What is asked:
With the pictures left out, copy the listing below exactly.

Supplied entries:

= = = = = = =

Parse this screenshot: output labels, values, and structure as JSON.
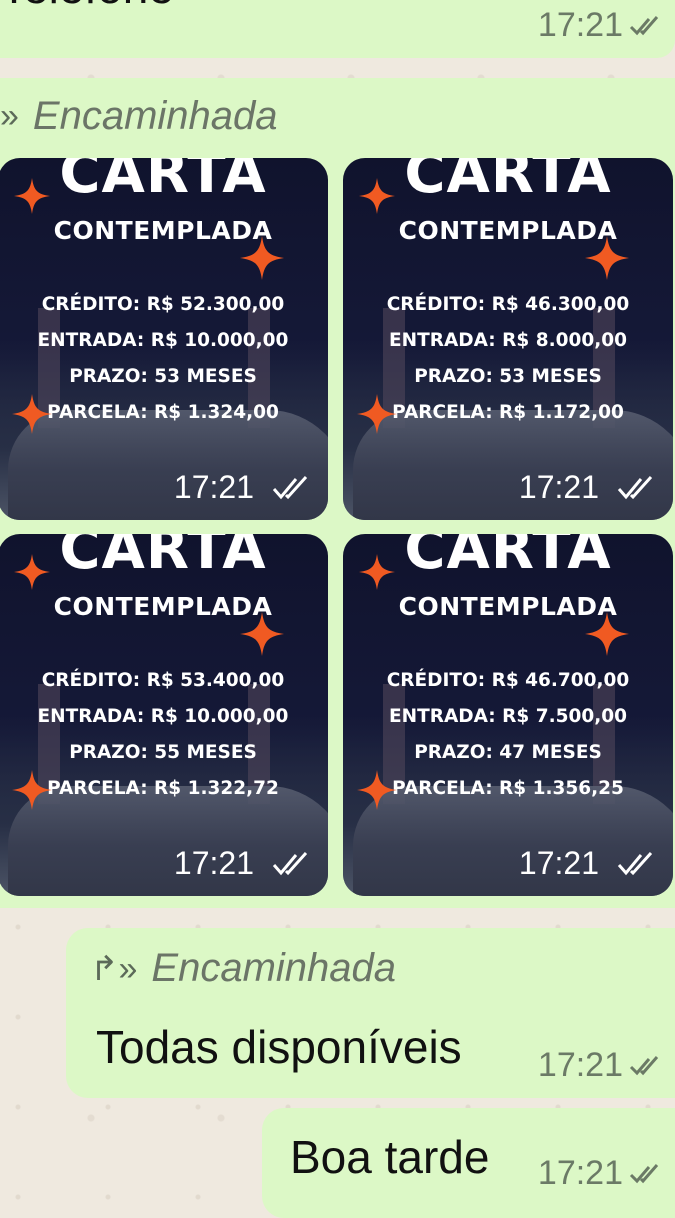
{
  "messages": {
    "top": {
      "text": "Telefone",
      "time": "17:21"
    },
    "forward_group": {
      "forwarded_label": "Encaminhada",
      "cards": [
        {
          "title": "CARTA",
          "subtitle": "CONTEMPLADA",
          "credito": "CRÉDITO: R$ 52.300,00",
          "entrada": "ENTRADA: R$ 10.000,00",
          "prazo": "PRAZO: 53 MESES",
          "parcela": "PARCELA: R$ 1.324,00",
          "time": "17:21"
        },
        {
          "title": "CARTA",
          "subtitle": "CONTEMPLADA",
          "credito": "CRÉDITO: R$ 46.300,00",
          "entrada": "ENTRADA: R$ 8.000,00",
          "prazo": "PRAZO: 53 MESES",
          "parcela": "PARCELA: R$ 1.172,00",
          "time": "17:21"
        },
        {
          "title": "CARTA",
          "subtitle": "CONTEMPLADA",
          "credito": "CRÉDITO: R$ 53.400,00",
          "entrada": "ENTRADA: R$ 10.000,00",
          "prazo": "PRAZO: 55 MESES",
          "parcela": "PARCELA: R$ 1.322,72",
          "time": "17:21"
        },
        {
          "title": "CARTA",
          "subtitle": "CONTEMPLADA",
          "credito": "CRÉDITO: R$ 46.700,00",
          "entrada": "ENTRADA: R$ 7.500,00",
          "prazo": "PRAZO: 47 MESES",
          "parcela": "PARCELA: R$ 1.356,25",
          "time": "17:21"
        }
      ]
    },
    "available": {
      "forwarded_label": "Encaminhada",
      "text": "Todas disponíveis",
      "time": "17:21"
    },
    "greeting": {
      "text": "Boa tarde",
      "time": "17:21"
    }
  },
  "icons": {
    "forward": "forward-icon",
    "tick": "double-check-icon",
    "sparkle": "sparkle-icon"
  },
  "colors": {
    "bubble": "#dcf8c6",
    "wallpaper": "#efe9df",
    "card_bg": "#10132d",
    "sparkle": "#f05a22"
  }
}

= = = = = = =

Finished exercise:
Parse this screenshot: output labels, values, and structure as JSON.
{
  "messages": {
    "top": {
      "text": "Telefone",
      "time": "17:21"
    },
    "forward_group": {
      "forwarded_label": "Encaminhada",
      "cards": [
        {
          "title": "CARTA",
          "subtitle": "CONTEMPLADA",
          "credito": "CRÉDITO: R$ 52.300,00",
          "entrada": "ENTRADA: R$ 10.000,00",
          "prazo": "PRAZO: 53 MESES",
          "parcela": "PARCELA: R$ 1.324,00",
          "time": "17:21"
        },
        {
          "title": "CARTA",
          "subtitle": "CONTEMPLADA",
          "credito": "CRÉDITO: R$ 46.300,00",
          "entrada": "ENTRADA: R$ 8.000,00",
          "prazo": "PRAZO: 53 MESES",
          "parcela": "PARCELA: R$ 1.172,00",
          "time": "17:21"
        },
        {
          "title": "CARTA",
          "subtitle": "CONTEMPLADA",
          "credito": "CRÉDITO: R$ 53.400,00",
          "entrada": "ENTRADA: R$ 10.000,00",
          "prazo": "PRAZO: 55 MESES",
          "parcela": "PARCELA: R$ 1.322,72",
          "time": "17:21"
        },
        {
          "title": "CARTA",
          "subtitle": "CONTEMPLADA",
          "credito": "CRÉDITO: R$ 46.700,00",
          "entrada": "ENTRADA: R$ 7.500,00",
          "prazo": "PRAZO: 47 MESES",
          "parcela": "PARCELA: R$ 1.356,25",
          "time": "17:21"
        }
      ]
    },
    "available": {
      "forwarded_label": "Encaminhada",
      "text": "Todas disponíveis",
      "time": "17:21"
    },
    "greeting": {
      "text": "Boa tarde",
      "time": "17:21"
    }
  },
  "icons": {
    "forward": "forward-icon",
    "tick": "double-check-icon",
    "sparkle": "sparkle-icon"
  },
  "colors": {
    "bubble": "#dcf8c6",
    "wallpaper": "#efe9df",
    "card_bg": "#10132d",
    "sparkle": "#f05a22"
  }
}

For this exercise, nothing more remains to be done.